#### [PROBLEM DESCRIPTION]
Read the listing below and copy out every line that holds "FDSST".

#####

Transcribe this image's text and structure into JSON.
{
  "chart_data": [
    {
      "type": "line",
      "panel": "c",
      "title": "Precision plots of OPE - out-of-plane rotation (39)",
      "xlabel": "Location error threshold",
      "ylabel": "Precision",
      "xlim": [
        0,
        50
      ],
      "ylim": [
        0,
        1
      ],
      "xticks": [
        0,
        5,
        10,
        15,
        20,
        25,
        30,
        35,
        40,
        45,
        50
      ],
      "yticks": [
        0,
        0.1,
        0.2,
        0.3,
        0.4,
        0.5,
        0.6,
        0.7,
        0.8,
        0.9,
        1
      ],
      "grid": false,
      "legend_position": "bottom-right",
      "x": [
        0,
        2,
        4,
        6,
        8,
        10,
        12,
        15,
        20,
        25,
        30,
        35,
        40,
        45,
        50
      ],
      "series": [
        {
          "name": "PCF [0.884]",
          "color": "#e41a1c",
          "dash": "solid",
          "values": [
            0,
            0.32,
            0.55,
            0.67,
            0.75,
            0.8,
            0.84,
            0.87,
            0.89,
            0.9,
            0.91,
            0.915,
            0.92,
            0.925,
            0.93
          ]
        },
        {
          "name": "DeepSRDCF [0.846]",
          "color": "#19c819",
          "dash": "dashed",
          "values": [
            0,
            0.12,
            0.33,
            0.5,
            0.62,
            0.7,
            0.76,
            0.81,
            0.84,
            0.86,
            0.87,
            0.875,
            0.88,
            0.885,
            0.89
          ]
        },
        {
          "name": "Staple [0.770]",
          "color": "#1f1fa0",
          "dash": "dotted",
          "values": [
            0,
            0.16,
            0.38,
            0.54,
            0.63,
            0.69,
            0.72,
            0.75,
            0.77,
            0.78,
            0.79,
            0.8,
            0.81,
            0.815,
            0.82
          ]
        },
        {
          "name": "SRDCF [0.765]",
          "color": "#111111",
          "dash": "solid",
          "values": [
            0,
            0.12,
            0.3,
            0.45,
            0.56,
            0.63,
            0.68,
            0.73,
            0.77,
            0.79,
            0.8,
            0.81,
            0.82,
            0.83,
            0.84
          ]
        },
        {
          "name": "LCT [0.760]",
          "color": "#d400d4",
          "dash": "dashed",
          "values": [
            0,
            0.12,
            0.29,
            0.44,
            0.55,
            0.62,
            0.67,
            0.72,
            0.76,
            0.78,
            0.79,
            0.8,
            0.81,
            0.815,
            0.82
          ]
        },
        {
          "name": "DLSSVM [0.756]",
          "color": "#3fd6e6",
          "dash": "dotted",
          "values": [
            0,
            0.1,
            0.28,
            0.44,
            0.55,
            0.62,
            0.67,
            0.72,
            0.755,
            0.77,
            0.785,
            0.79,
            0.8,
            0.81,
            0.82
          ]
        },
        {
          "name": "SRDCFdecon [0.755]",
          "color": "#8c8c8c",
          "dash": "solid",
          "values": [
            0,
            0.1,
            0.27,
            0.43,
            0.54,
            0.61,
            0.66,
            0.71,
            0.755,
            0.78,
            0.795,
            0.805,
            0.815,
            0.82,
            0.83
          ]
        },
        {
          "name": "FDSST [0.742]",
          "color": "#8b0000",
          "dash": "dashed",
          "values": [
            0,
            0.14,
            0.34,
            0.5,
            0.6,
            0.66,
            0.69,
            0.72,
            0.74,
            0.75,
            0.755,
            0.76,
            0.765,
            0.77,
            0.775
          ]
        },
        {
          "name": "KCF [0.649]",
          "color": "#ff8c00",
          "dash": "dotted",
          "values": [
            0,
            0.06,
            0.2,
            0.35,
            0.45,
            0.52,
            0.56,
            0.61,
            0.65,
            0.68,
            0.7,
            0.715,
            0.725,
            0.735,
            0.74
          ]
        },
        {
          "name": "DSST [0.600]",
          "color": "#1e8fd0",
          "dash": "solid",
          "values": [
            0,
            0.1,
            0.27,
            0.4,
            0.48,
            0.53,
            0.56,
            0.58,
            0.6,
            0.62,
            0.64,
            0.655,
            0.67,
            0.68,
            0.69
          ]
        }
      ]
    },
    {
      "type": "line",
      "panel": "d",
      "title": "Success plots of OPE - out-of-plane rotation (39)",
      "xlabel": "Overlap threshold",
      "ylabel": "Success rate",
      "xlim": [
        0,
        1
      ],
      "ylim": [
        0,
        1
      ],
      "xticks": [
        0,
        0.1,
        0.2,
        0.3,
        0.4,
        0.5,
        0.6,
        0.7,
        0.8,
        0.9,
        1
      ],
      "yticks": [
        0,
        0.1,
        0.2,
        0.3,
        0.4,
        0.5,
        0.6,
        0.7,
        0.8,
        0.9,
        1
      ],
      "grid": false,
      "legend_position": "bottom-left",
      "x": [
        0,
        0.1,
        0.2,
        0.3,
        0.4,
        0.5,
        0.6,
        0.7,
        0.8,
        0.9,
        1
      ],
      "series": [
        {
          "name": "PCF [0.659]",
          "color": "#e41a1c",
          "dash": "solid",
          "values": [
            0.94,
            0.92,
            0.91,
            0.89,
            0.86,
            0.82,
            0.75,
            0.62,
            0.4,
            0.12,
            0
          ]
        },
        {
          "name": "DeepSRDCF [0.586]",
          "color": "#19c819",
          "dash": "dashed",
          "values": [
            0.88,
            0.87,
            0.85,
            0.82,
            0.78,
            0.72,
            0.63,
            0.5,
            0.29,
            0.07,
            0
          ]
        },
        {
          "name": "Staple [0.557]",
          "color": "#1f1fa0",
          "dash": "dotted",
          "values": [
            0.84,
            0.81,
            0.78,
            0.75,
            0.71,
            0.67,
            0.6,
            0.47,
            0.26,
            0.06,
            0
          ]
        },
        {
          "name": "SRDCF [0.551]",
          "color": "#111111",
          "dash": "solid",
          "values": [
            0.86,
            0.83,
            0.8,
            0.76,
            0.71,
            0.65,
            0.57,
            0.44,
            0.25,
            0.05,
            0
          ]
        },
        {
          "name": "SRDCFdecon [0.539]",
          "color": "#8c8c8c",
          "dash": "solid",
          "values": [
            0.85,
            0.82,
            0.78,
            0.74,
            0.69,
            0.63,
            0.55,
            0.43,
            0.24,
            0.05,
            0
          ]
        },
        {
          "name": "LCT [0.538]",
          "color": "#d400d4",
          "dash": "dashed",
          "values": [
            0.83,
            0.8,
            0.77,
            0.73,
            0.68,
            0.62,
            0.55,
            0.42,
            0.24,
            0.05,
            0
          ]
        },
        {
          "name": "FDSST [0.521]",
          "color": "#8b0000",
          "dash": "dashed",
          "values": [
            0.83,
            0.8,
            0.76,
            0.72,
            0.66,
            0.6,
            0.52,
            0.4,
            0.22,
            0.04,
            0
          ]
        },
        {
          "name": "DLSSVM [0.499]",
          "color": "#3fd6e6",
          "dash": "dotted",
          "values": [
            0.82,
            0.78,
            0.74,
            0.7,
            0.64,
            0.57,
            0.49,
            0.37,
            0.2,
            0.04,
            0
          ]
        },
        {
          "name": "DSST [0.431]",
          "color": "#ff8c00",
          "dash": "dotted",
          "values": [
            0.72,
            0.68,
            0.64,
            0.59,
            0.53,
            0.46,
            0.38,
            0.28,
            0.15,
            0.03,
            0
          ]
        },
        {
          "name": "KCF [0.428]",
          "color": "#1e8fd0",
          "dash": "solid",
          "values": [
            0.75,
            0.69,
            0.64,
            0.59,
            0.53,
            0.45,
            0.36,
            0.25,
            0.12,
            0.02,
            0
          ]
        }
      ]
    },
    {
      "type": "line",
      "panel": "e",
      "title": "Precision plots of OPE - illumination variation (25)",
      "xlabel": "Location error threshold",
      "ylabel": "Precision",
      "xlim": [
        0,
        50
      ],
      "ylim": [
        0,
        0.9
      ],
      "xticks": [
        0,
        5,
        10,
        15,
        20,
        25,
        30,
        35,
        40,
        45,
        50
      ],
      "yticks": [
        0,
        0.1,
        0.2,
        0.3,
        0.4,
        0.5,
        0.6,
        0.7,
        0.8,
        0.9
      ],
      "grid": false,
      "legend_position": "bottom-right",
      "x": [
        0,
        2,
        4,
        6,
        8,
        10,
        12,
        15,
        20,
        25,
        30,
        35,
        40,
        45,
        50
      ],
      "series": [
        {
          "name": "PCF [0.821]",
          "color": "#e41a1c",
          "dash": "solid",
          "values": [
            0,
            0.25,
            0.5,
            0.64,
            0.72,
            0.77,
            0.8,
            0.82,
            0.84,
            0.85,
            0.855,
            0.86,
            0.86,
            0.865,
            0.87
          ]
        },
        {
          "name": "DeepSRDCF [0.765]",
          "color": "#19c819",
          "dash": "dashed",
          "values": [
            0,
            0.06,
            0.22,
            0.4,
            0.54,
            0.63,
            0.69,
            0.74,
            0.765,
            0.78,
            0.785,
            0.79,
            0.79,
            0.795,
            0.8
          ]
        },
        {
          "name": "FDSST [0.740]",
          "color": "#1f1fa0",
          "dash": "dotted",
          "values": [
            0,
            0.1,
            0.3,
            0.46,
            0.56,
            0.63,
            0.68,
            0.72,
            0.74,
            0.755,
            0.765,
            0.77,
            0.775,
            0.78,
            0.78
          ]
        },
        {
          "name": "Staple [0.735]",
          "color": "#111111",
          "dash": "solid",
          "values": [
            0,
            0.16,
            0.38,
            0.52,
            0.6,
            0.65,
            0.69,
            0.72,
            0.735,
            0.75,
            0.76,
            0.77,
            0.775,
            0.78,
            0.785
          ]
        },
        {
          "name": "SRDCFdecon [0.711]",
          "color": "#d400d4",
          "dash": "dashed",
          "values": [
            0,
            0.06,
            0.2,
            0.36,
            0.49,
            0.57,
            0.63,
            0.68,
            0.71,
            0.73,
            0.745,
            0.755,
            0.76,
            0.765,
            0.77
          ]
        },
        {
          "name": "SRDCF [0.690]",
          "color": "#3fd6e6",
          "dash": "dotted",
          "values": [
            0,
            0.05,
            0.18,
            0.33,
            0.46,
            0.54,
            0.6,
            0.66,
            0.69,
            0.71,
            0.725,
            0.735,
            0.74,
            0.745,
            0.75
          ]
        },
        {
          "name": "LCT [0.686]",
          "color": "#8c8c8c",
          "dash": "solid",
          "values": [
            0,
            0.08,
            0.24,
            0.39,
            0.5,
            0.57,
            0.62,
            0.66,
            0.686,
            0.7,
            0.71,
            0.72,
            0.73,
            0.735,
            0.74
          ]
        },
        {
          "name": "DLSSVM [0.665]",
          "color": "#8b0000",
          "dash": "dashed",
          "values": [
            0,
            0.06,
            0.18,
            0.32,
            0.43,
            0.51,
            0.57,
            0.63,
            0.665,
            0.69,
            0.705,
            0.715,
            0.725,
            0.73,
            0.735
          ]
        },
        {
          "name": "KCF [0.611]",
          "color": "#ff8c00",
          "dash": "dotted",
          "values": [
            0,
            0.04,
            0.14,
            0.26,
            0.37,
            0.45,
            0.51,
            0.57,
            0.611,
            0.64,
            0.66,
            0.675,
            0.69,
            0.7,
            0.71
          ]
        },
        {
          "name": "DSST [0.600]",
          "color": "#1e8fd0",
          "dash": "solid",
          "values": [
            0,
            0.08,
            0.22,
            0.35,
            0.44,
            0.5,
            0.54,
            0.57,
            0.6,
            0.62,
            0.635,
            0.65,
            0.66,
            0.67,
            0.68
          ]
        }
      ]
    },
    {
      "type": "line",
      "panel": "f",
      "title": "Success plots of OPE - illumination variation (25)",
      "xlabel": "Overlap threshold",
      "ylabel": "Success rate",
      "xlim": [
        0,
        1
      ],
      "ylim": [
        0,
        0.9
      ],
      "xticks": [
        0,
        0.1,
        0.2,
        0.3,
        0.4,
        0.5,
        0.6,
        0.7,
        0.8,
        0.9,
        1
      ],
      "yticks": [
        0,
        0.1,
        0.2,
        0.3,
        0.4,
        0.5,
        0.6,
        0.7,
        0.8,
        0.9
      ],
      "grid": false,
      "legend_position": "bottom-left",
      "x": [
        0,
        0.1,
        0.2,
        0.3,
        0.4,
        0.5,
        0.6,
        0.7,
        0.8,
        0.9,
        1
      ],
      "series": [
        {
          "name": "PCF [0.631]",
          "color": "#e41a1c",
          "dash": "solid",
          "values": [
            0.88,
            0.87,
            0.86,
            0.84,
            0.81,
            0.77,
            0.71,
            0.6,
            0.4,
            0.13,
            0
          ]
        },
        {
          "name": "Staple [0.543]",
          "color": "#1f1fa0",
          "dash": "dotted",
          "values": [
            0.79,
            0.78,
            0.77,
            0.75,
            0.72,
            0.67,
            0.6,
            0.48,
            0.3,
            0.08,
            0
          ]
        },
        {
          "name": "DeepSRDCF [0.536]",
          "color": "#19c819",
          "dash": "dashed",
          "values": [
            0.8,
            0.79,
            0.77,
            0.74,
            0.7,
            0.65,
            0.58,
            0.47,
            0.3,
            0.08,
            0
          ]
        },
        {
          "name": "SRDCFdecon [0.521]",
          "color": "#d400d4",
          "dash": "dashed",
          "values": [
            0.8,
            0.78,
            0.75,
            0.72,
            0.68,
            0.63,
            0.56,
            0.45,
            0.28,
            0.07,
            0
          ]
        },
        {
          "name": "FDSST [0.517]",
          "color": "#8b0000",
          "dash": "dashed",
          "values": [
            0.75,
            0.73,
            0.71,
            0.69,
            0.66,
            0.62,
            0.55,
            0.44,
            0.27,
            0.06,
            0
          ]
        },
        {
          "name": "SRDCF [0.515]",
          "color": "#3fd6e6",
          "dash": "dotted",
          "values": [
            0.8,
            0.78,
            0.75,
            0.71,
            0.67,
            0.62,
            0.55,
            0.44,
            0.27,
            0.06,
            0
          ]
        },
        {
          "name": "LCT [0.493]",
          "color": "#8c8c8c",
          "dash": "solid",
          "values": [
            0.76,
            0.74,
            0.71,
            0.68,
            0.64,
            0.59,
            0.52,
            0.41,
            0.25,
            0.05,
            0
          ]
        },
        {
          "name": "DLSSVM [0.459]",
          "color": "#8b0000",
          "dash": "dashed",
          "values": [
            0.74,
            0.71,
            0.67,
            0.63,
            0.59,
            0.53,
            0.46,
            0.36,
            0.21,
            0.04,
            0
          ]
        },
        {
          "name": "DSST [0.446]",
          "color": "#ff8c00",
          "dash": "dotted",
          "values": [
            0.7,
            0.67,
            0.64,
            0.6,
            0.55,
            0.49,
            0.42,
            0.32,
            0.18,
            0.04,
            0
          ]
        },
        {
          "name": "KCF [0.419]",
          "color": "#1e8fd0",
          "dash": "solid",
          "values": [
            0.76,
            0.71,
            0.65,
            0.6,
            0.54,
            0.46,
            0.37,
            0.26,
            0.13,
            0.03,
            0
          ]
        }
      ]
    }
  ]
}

#####

#### [TASK RESPONSE]
          "name": "FDSST [0.742]",
          "name": "FDSST [0.521]",
          "name": "FDSST [0.740]",
          "name": "FDSST [0.517]",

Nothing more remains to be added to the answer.